# The problem
Could you output each line of the data that follows exactly?

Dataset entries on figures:

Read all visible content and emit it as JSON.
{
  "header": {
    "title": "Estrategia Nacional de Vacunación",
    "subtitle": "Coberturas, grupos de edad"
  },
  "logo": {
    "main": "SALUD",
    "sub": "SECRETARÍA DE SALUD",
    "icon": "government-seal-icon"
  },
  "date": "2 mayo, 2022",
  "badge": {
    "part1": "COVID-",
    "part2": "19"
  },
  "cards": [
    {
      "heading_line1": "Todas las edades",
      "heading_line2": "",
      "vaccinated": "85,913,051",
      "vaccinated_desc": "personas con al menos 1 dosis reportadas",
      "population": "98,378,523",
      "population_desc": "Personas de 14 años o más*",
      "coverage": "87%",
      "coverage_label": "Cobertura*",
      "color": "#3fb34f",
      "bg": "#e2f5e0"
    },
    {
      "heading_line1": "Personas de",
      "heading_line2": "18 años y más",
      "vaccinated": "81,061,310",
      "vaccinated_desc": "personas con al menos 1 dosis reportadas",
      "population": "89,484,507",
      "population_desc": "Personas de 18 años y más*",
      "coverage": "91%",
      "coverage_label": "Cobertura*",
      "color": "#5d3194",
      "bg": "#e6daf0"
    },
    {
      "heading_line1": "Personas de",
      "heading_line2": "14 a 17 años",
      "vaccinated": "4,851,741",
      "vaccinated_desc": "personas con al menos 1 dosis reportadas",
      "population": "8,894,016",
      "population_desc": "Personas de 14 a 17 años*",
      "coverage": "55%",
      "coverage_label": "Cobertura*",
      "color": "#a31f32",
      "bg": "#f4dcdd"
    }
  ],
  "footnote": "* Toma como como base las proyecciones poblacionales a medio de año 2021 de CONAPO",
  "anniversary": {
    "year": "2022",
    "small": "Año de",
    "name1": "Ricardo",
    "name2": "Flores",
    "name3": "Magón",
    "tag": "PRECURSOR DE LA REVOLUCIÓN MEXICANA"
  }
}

# Finished answer
Read all visible content and emit it as JSON.
{
  "header": {
    "title": "Estrategia Nacional de Vacunación",
    "subtitle": "Coberturas, grupos de edad"
  },
  "logo": {
    "main": "SALUD",
    "sub": "SECRETARÍA DE SALUD",
    "icon": "government-seal-icon"
  },
  "date": "2 mayo, 2022",
  "badge": {
    "part1": "COVID-",
    "part2": "19"
  },
  "cards": [
    {
      "heading_line1": "Todas las edades",
      "heading_line2": "",
      "vaccinated": "85,913,051",
      "vaccinated_desc": "personas con al menos 1 dosis reportadas",
      "population": "98,378,523",
      "population_desc": "Personas de 14 años o más*",
      "coverage": "87%",
      "coverage_label": "Cobertura*",
      "color": "#3fb34f",
      "bg": "#e2f5e0"
    },
    {
      "heading_line1": "Personas de",
      "heading_line2": "18 años y más",
      "vaccinated": "81,061,310",
      "vaccinated_desc": "personas con al menos 1 dosis reportadas",
      "population": "89,484,507",
      "population_desc": "Personas de 18 años y más*",
      "coverage": "91%",
      "coverage_label": "Cobertura*",
      "color": "#5d3194",
      "bg": "#e6daf0"
    },
    {
      "heading_line1": "Personas de",
      "heading_line2": "14 a 17 años",
      "vaccinated": "4,851,741",
      "vaccinated_desc": "personas con al menos 1 dosis reportadas",
      "population": "8,894,016",
      "population_desc": "Personas de 14 a 17 años*",
      "coverage": "55%",
      "coverage_label": "Cobertura*",
      "color": "#a31f32",
      "bg": "#f4dcdd"
    }
  ],
  "footnote": "* Toma como como base las proyecciones poblacionales a medio de año 2021 de CONAPO",
  "anniversary": {
    "year": "2022",
    "small": "Año de",
    "name1": "Ricardo",
    "name2": "Flores",
    "name3": "Magón",
    "tag": "PRECURSOR DE LA REVOLUCIÓN MEXICANA"
  }
}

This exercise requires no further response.